### THE TASK
Select the lines of the records containing the word "Relative" and list them.

### DATASET RECORDS

--

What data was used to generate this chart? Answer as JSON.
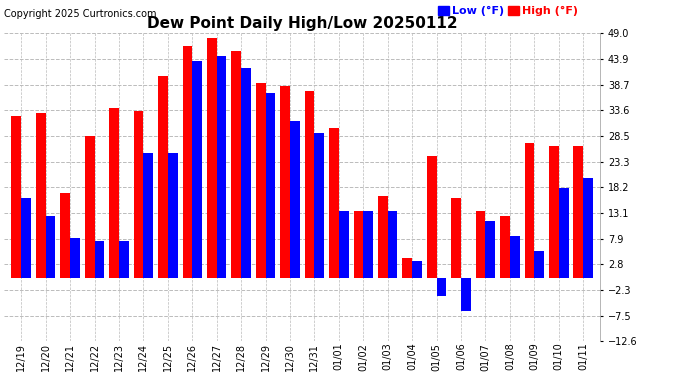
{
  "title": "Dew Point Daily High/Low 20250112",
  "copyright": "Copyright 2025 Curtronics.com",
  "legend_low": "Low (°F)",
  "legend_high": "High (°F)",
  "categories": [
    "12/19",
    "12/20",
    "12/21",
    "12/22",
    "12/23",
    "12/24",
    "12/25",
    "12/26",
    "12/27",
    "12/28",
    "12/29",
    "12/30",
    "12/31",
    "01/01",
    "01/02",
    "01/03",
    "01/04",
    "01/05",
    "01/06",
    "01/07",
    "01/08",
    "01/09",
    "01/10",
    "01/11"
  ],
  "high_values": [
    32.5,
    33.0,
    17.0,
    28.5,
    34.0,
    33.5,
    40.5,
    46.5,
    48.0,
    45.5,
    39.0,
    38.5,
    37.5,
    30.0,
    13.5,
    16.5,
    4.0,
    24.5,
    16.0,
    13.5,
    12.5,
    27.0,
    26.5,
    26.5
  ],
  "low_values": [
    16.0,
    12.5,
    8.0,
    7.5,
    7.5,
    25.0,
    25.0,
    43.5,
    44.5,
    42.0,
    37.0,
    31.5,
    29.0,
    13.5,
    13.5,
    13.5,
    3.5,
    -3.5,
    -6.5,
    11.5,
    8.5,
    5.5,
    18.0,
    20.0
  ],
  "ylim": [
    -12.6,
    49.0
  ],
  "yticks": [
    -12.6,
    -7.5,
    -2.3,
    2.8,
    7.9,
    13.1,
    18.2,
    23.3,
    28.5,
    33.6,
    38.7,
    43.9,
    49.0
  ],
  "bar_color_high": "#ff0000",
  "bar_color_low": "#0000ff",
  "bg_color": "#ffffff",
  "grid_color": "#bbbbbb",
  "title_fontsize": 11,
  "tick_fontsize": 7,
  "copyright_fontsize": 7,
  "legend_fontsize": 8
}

--

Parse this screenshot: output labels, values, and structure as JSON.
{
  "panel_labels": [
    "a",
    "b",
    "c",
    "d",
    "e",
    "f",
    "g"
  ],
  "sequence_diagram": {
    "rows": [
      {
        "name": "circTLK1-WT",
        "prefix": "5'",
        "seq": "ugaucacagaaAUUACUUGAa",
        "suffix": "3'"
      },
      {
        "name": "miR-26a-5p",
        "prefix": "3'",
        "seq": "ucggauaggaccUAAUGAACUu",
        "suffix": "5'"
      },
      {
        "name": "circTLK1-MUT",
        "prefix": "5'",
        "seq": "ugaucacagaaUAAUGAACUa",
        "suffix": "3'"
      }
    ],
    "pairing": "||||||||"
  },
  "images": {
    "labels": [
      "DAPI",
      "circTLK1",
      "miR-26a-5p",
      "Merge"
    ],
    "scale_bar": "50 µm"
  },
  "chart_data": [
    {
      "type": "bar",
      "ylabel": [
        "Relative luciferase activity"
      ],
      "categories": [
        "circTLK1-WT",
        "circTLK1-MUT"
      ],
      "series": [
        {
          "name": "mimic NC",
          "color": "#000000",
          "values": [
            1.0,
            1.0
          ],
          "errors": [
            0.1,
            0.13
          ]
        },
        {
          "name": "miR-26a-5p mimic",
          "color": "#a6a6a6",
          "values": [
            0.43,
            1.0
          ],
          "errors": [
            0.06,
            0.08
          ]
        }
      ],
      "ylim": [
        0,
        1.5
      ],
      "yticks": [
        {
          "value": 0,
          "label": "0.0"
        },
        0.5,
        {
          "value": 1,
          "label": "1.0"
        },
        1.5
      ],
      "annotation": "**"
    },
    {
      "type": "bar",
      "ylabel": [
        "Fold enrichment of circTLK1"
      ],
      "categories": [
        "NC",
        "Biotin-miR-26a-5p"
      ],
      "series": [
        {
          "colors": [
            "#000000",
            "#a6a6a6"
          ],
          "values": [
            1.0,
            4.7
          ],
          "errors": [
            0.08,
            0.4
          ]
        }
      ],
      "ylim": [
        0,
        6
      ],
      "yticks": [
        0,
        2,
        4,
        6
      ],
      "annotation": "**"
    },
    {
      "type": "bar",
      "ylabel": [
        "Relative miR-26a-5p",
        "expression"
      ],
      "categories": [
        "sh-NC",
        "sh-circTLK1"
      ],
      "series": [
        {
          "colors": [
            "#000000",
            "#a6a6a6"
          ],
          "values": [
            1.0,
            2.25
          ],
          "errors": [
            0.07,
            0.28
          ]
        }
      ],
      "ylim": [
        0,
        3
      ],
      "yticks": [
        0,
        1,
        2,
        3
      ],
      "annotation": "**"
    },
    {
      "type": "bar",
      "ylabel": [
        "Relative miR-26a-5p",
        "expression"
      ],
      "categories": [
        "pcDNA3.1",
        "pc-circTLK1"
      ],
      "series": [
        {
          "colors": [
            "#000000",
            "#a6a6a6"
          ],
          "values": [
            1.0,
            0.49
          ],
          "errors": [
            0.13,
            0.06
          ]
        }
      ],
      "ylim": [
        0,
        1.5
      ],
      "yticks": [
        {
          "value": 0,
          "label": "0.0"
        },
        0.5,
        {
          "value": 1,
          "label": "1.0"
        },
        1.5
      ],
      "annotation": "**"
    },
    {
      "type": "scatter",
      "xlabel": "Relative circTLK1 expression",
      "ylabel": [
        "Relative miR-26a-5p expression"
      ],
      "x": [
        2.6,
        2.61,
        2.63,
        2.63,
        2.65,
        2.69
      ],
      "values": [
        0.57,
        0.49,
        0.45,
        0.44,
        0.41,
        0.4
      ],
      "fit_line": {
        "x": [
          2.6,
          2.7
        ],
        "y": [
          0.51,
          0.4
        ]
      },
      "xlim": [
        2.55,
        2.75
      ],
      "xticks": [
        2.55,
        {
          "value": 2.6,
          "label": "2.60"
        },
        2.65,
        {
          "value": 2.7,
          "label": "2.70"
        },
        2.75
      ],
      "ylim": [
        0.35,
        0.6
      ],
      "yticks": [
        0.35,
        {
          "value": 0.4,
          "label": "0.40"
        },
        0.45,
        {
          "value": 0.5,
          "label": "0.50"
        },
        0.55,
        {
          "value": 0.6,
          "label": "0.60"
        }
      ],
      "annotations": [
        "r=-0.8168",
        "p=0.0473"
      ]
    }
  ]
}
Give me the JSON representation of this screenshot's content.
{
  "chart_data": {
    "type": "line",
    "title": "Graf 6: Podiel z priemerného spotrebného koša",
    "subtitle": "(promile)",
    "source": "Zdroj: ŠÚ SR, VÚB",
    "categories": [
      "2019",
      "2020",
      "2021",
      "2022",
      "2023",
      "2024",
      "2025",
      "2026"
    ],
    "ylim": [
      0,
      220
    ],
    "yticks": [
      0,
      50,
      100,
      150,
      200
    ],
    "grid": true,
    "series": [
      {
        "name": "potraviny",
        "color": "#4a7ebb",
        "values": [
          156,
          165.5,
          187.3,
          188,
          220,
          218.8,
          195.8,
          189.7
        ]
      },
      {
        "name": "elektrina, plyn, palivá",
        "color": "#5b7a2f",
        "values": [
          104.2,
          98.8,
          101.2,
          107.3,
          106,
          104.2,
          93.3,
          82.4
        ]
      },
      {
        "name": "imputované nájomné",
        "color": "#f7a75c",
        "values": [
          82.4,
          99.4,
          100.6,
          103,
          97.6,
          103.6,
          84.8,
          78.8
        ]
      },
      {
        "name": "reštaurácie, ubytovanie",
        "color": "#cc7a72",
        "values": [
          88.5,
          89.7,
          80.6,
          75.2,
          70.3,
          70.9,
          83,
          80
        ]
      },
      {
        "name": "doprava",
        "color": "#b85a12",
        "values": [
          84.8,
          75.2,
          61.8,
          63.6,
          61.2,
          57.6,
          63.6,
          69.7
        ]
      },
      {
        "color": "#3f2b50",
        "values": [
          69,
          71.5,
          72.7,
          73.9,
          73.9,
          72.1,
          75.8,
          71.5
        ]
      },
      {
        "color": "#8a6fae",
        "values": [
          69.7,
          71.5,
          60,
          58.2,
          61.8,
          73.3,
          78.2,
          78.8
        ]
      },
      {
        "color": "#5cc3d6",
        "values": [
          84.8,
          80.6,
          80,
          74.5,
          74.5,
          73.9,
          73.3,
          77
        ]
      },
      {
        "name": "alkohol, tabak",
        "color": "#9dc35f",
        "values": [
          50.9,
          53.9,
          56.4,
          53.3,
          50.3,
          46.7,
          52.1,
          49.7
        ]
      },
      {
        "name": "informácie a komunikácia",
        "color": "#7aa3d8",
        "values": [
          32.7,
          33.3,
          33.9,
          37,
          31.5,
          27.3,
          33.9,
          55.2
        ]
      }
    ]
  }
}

--

### EXERCISE SOLUTION
        "Relative luciferase activity"
        "Relative miR-26a-5p",
        "Relative miR-26a-5p",
      "xlabel": "Relative circTLK1 expression",
        "Relative miR-26a-5p expression"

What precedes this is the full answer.